• **RECORD SET**
* * * * * * *
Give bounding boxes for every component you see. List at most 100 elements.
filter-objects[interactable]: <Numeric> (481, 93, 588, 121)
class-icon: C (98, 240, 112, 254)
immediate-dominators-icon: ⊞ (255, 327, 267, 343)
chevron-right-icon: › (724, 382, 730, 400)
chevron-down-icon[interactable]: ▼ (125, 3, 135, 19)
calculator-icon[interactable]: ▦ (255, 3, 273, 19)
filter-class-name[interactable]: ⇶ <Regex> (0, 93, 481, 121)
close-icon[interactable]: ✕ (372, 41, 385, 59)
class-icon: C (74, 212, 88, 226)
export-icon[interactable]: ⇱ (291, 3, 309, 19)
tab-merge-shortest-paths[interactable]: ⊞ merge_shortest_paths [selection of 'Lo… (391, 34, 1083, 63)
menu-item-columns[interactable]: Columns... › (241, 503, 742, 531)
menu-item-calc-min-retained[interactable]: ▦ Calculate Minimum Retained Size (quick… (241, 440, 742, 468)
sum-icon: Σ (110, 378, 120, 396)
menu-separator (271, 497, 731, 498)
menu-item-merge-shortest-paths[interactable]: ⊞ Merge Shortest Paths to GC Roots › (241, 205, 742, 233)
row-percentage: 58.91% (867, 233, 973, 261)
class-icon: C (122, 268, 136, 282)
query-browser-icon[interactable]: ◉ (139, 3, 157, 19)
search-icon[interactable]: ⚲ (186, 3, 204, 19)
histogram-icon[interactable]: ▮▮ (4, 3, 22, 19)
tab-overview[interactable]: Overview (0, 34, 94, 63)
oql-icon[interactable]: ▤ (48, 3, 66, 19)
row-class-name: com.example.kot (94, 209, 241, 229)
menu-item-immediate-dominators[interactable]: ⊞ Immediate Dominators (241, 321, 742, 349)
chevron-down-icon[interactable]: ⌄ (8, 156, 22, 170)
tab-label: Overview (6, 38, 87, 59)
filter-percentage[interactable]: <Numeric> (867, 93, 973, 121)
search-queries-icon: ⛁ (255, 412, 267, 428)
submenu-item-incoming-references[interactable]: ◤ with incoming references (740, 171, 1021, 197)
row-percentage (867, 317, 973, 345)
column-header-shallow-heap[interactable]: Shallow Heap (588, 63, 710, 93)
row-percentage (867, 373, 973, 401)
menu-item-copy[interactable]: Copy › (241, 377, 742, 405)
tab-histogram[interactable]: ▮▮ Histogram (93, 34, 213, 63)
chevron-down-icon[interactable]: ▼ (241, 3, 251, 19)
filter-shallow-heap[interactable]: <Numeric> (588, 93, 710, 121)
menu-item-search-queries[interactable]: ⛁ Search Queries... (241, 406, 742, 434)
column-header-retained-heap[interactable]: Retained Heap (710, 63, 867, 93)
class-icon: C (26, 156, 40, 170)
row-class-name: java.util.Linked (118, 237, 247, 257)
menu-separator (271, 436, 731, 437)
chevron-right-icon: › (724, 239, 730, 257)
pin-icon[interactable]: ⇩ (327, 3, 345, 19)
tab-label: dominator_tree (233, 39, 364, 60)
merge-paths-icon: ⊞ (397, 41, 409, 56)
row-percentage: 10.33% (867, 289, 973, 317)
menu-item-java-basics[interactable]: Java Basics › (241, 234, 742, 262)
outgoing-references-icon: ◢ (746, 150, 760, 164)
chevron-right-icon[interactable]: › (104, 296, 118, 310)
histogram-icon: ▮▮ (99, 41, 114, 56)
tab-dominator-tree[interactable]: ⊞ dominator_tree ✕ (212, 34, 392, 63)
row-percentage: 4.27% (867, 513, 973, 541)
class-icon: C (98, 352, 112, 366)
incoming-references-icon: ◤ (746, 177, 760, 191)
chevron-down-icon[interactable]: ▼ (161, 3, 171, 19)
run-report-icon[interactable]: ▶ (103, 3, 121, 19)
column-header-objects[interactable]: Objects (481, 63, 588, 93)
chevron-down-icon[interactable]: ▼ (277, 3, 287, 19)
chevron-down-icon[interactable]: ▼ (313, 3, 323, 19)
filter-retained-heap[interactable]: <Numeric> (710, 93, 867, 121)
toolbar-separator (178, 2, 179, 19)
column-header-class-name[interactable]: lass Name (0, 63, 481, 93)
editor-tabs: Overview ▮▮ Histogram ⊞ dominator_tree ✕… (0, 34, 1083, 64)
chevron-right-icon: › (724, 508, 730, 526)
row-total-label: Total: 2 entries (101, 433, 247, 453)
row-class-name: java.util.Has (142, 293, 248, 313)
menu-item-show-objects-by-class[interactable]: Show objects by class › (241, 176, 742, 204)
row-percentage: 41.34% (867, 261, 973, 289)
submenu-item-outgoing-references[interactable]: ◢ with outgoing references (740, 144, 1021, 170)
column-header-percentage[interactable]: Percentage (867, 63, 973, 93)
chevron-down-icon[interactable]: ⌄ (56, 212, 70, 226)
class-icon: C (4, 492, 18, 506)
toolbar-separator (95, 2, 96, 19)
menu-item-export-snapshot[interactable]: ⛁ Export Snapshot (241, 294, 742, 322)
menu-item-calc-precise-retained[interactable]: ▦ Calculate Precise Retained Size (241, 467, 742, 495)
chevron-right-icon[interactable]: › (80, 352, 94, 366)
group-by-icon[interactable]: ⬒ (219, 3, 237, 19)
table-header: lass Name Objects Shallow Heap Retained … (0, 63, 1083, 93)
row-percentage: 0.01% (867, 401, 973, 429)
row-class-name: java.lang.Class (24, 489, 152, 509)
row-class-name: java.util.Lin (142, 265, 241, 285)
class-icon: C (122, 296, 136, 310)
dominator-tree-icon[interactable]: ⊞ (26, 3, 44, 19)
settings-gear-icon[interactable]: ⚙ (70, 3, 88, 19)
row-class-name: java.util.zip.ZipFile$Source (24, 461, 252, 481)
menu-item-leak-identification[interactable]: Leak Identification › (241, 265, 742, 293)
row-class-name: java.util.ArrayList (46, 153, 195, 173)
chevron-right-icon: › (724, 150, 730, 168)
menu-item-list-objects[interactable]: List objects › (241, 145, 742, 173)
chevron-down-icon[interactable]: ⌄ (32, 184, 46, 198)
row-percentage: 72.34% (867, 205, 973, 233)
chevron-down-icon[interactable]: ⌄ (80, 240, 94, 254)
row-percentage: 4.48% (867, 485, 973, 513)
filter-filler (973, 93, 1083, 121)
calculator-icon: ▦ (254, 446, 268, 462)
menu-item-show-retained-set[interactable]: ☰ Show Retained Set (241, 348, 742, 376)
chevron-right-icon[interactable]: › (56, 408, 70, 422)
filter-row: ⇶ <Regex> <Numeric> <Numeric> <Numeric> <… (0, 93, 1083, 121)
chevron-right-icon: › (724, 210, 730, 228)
* * * * * * *
• **DIRECTIONS FOR THIS TASK**
Reproduce every row above word for word, without changing anything.

• **WRITTEN RESPONSE**
Give bounding boxes for every component you see. List at most 100 elements.
filter-objects[interactable]: <Numeric> (481, 93, 588, 121)
class-icon: C (98, 240, 112, 254)
immediate-dominators-icon: ⊞ (255, 327, 267, 343)
chevron-right-icon: › (724, 382, 730, 400)
chevron-down-icon[interactable]: ▼ (125, 3, 135, 19)
calculator-icon[interactable]: ▦ (255, 3, 273, 19)
filter-class-name[interactable]: ⇶ <Regex> (0, 93, 481, 121)
close-icon[interactable]: ✕ (372, 41, 385, 59)
class-icon: C (74, 212, 88, 226)
export-icon[interactable]: ⇱ (291, 3, 309, 19)
tab-merge-shortest-paths[interactable]: ⊞ merge_shortest_paths [selection of 'Lo… (391, 34, 1083, 63)
menu-item-columns[interactable]: Columns... › (241, 503, 742, 531)
menu-item-calc-min-retained[interactable]: ▦ Calculate Minimum Retained Size (quick… (241, 440, 742, 468)
sum-icon: Σ (110, 378, 120, 396)
menu-separator (271, 497, 731, 498)
menu-item-merge-shortest-paths[interactable]: ⊞ Merge Shortest Paths to GC Roots › (241, 205, 742, 233)
row-percentage: 58.91% (867, 233, 973, 261)
class-icon: C (122, 268, 136, 282)
query-browser-icon[interactable]: ◉ (139, 3, 157, 19)
search-icon[interactable]: ⚲ (186, 3, 204, 19)
histogram-icon[interactable]: ▮▮ (4, 3, 22, 19)
tab-overview[interactable]: Overview (0, 34, 94, 63)
oql-icon[interactable]: ▤ (48, 3, 66, 19)
row-class-name: com.example.kot (94, 209, 241, 229)
menu-item-immediate-dominators[interactable]: ⊞ Immediate Dominators (241, 321, 742, 349)
chevron-down-icon[interactable]: ⌄ (8, 156, 22, 170)
tab-label: Overview (6, 38, 87, 59)
filter-percentage[interactable]: <Numeric> (867, 93, 973, 121)
search-queries-icon: ⛁ (255, 412, 267, 428)
submenu-item-incoming-references[interactable]: ◤ with incoming references (740, 171, 1021, 197)
row-percentage (867, 317, 973, 345)
column-header-shallow-heap[interactable]: Shallow Heap (588, 63, 710, 93)
row-percentage (867, 373, 973, 401)
menu-item-copy[interactable]: Copy › (241, 377, 742, 405)
tab-histogram[interactable]: ▮▮ Histogram (93, 34, 213, 63)
chevron-down-icon[interactable]: ▼ (241, 3, 251, 19)
filter-shallow-heap[interactable]: <Numeric> (588, 93, 710, 121)
menu-item-search-queries[interactable]: ⛁ Search Queries... (241, 406, 742, 434)
column-header-retained-heap[interactable]: Retained Heap (710, 63, 867, 93)
class-icon: C (26, 156, 40, 170)
row-class-name: java.util.Linked (118, 237, 247, 257)
menu-separator (271, 436, 731, 437)
chevron-right-icon: › (724, 239, 730, 257)
pin-icon[interactable]: ⇩ (327, 3, 345, 19)
tab-label: dominator_tree (233, 39, 364, 60)
merge-paths-icon: ⊞ (397, 41, 409, 56)
row-percentage: 10.33% (867, 289, 973, 317)
menu-item-java-basics[interactable]: Java Basics › (241, 234, 742, 262)
outgoing-references-icon: ◢ (746, 150, 760, 164)
chevron-right-icon[interactable]: › (104, 296, 118, 310)
histogram-icon: ▮▮ (99, 41, 114, 56)
tab-dominator-tree[interactable]: ⊞ dominator_tree ✕ (212, 34, 392, 63)
row-percentage: 4.27% (867, 513, 973, 541)
class-icon: C (98, 352, 112, 366)
incoming-references-icon: ◤ (746, 177, 760, 191)
chevron-down-icon[interactable]: ▼ (161, 3, 171, 19)
run-report-icon[interactable]: ▶ (103, 3, 121, 19)
column-header-objects[interactable]: Objects (481, 63, 588, 93)
chevron-down-icon[interactable]: ▼ (277, 3, 287, 19)
chevron-down-icon[interactable]: ▼ (313, 3, 323, 19)
filter-retained-heap[interactable]: <Numeric> (710, 93, 867, 121)
toolbar-separator (178, 2, 179, 19)
column-header-class-name[interactable]: lass Name (0, 63, 481, 93)
editor-tabs: Overview ▮▮ Histogram ⊞ dominator_tree ✕… (0, 34, 1083, 64)
chevron-right-icon: › (724, 508, 730, 526)
row-total-label: Total: 2 entries (101, 433, 247, 453)
row-class-name: java.util.Has (142, 293, 248, 313)
menu-item-show-objects-by-class[interactable]: Show objects by class › (241, 176, 742, 204)
row-percentage: 41.34% (867, 261, 973, 289)
submenu-item-outgoing-references[interactable]: ◢ with outgoing references (740, 144, 1021, 170)
column-header-percentage[interactable]: Percentage (867, 63, 973, 93)
chevron-down-icon[interactable]: ⌄ (56, 212, 70, 226)
class-icon: C (4, 492, 18, 506)
toolbar-separator (95, 2, 96, 19)
menu-item-export-snapshot[interactable]: ⛁ Export Snapshot (241, 294, 742, 322)
menu-item-calc-precise-retained[interactable]: ▦ Calculate Precise Retained Size (241, 467, 742, 495)
chevron-right-icon[interactable]: › (80, 352, 94, 366)
group-by-icon[interactable]: ⬒ (219, 3, 237, 19)
table-header: lass Name Objects Shallow Heap Retained … (0, 63, 1083, 93)
row-percentage: 0.01% (867, 401, 973, 429)
row-class-name: java.lang.Class (24, 489, 152, 509)
row-class-name: java.util.Lin (142, 265, 241, 285)
class-icon: C (122, 296, 136, 310)
dominator-tree-icon[interactable]: ⊞ (26, 3, 44, 19)
settings-gear-icon[interactable]: ⚙ (70, 3, 88, 19)
row-class-name: java.util.zip.ZipFile$Source (24, 461, 252, 481)
menu-item-leak-identification[interactable]: Leak Identification › (241, 265, 742, 293)
row-class-name: java.util.ArrayList (46, 153, 195, 173)
chevron-right-icon: › (724, 150, 730, 168)
menu-item-list-objects[interactable]: List objects › (241, 145, 742, 173)
chevron-down-icon[interactable]: ⌄ (32, 184, 46, 198)
row-percentage: 72.34% (867, 205, 973, 233)
chevron-down-icon[interactable]: ⌄ (80, 240, 94, 254)
row-percentage: 4.48% (867, 485, 973, 513)
filter-filler (973, 93, 1083, 121)
calculator-icon: ▦ (254, 446, 268, 462)
menu-item-show-retained-set[interactable]: ☰ Show Retained Set (241, 348, 742, 376)
chevron-right-icon[interactable]: › (56, 408, 70, 422)
filter-row: ⇶ <Regex> <Numeric> <Numeric> <Numeric> <… (0, 93, 1083, 121)
chevron-right-icon: › (724, 210, 730, 228)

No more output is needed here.